__PROBLEM DESCRIPTION__. Your task is to copy every line of this material exactly.

★ ★ ★ ★

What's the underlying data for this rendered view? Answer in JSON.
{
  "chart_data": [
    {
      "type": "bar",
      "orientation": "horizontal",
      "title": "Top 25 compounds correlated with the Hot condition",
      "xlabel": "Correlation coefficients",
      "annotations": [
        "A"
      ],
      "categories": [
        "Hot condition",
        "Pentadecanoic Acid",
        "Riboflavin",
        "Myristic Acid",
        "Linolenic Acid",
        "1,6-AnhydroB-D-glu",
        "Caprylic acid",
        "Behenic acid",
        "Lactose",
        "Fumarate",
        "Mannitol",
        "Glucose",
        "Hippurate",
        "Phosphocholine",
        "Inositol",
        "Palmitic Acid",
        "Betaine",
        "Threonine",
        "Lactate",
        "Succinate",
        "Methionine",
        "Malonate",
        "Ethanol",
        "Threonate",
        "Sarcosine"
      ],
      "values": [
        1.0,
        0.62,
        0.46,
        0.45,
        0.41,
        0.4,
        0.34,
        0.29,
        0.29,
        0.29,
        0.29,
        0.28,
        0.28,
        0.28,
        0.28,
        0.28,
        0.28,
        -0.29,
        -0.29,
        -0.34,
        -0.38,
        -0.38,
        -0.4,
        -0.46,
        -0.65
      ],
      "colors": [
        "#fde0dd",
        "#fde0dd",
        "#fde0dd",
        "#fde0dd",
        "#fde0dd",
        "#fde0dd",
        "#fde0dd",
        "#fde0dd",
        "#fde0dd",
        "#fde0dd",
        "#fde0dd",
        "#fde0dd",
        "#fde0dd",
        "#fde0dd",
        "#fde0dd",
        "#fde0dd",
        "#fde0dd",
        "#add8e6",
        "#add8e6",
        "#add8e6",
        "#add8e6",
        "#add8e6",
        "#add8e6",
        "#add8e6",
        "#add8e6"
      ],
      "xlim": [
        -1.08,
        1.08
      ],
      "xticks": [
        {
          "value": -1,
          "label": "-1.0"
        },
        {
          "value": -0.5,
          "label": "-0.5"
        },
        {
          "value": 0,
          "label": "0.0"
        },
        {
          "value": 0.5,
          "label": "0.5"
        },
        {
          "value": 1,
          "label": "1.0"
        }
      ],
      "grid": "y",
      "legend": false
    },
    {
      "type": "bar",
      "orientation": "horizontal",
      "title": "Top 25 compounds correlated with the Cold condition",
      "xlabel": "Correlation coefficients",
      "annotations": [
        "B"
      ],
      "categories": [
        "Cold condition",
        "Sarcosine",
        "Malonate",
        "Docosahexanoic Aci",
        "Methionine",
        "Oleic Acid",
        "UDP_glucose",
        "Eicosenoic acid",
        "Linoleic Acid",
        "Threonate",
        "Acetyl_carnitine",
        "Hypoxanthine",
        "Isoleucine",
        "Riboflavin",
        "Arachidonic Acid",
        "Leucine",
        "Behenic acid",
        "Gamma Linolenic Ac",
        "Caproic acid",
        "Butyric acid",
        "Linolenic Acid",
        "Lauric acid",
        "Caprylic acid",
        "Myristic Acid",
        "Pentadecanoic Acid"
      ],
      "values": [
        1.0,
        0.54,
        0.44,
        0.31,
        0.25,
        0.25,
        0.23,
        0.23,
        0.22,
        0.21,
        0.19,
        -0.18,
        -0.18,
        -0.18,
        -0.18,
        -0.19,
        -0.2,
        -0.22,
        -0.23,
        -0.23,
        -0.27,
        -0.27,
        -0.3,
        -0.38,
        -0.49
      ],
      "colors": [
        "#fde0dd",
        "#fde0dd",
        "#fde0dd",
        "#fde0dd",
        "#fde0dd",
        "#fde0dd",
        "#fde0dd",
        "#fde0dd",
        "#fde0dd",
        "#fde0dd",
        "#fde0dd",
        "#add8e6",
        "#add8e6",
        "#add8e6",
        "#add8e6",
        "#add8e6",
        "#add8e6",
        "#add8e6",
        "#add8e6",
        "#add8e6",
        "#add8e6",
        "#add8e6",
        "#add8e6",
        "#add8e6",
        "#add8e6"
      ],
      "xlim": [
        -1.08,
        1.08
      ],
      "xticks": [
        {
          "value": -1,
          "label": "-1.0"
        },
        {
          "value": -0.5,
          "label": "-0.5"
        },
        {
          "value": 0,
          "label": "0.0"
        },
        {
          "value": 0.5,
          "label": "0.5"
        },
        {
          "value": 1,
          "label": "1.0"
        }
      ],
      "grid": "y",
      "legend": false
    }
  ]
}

★ ★ ★ ★

__REPLY TO THE EXERCISE__.
What's the underlying data for this rendered view? Answer in JSON.
{
  "chart_data": [
    {
      "type": "bar",
      "orientation": "horizontal",
      "title": "Top 25 compounds correlated with the Hot condition",
      "xlabel": "Correlation coefficients",
      "annotations": [
        "A"
      ],
      "categories": [
        "Hot condition",
        "Pentadecanoic Acid",
        "Riboflavin",
        "Myristic Acid",
        "Linolenic Acid",
        "1,6-AnhydroB-D-glu",
        "Caprylic acid",
        "Behenic acid",
        "Lactose",
        "Fumarate",
        "Mannitol",
        "Glucose",
        "Hippurate",
        "Phosphocholine",
        "Inositol",
        "Palmitic Acid",
        "Betaine",
        "Threonine",
        "Lactate",
        "Succinate",
        "Methionine",
        "Malonate",
        "Ethanol",
        "Threonate",
        "Sarcosine"
      ],
      "values": [
        1.0,
        0.62,
        0.46,
        0.45,
        0.41,
        0.4,
        0.34,
        0.29,
        0.29,
        0.29,
        0.29,
        0.28,
        0.28,
        0.28,
        0.28,
        0.28,
        0.28,
        -0.29,
        -0.29,
        -0.34,
        -0.38,
        -0.38,
        -0.4,
        -0.46,
        -0.65
      ],
      "colors": [
        "#fde0dd",
        "#fde0dd",
        "#fde0dd",
        "#fde0dd",
        "#fde0dd",
        "#fde0dd",
        "#fde0dd",
        "#fde0dd",
        "#fde0dd",
        "#fde0dd",
        "#fde0dd",
        "#fde0dd",
        "#fde0dd",
        "#fde0dd",
        "#fde0dd",
        "#fde0dd",
        "#fde0dd",
        "#add8e6",
        "#add8e6",
        "#add8e6",
        "#add8e6",
        "#add8e6",
        "#add8e6",
        "#add8e6",
        "#add8e6"
      ],
      "xlim": [
        -1.08,
        1.08
      ],
      "xticks": [
        {
          "value": -1,
          "label": "-1.0"
        },
        {
          "value": -0.5,
          "label": "-0.5"
        },
        {
          "value": 0,
          "label": "0.0"
        },
        {
          "value": 0.5,
          "label": "0.5"
        },
        {
          "value": 1,
          "label": "1.0"
        }
      ],
      "grid": "y",
      "legend": false
    },
    {
      "type": "bar",
      "orientation": "horizontal",
      "title": "Top 25 compounds correlated with the Cold condition",
      "xlabel": "Correlation coefficients",
      "annotations": [
        "B"
      ],
      "categories": [
        "Cold condition",
        "Sarcosine",
        "Malonate",
        "Docosahexanoic Aci",
        "Methionine",
        "Oleic Acid",
        "UDP_glucose",
        "Eicosenoic acid",
        "Linoleic Acid",
        "Threonate",
        "Acetyl_carnitine",
        "Hypoxanthine",
        "Isoleucine",
        "Riboflavin",
        "Arachidonic Acid",
        "Leucine",
        "Behenic acid",
        "Gamma Linolenic Ac",
        "Caproic acid",
        "Butyric acid",
        "Linolenic Acid",
        "Lauric acid",
        "Caprylic acid",
        "Myristic Acid",
        "Pentadecanoic Acid"
      ],
      "values": [
        1.0,
        0.54,
        0.44,
        0.31,
        0.25,
        0.25,
        0.23,
        0.23,
        0.22,
        0.21,
        0.19,
        -0.18,
        -0.18,
        -0.18,
        -0.18,
        -0.19,
        -0.2,
        -0.22,
        -0.23,
        -0.23,
        -0.27,
        -0.27,
        -0.3,
        -0.38,
        -0.49
      ],
      "colors": [
        "#fde0dd",
        "#fde0dd",
        "#fde0dd",
        "#fde0dd",
        "#fde0dd",
        "#fde0dd",
        "#fde0dd",
        "#fde0dd",
        "#fde0dd",
        "#fde0dd",
        "#fde0dd",
        "#add8e6",
        "#add8e6",
        "#add8e6",
        "#add8e6",
        "#add8e6",
        "#add8e6",
        "#add8e6",
        "#add8e6",
        "#add8e6",
        "#add8e6",
        "#add8e6",
        "#add8e6",
        "#add8e6",
        "#add8e6"
      ],
      "xlim": [
        -1.08,
        1.08
      ],
      "xticks": [
        {
          "value": -1,
          "label": "-1.0"
        },
        {
          "value": -0.5,
          "label": "-0.5"
        },
        {
          "value": 0,
          "label": "0.0"
        },
        {
          "value": 0.5,
          "label": "0.5"
        },
        {
          "value": 1,
          "label": "1.0"
        }
      ],
      "grid": "y",
      "legend": false
    }
  ]
}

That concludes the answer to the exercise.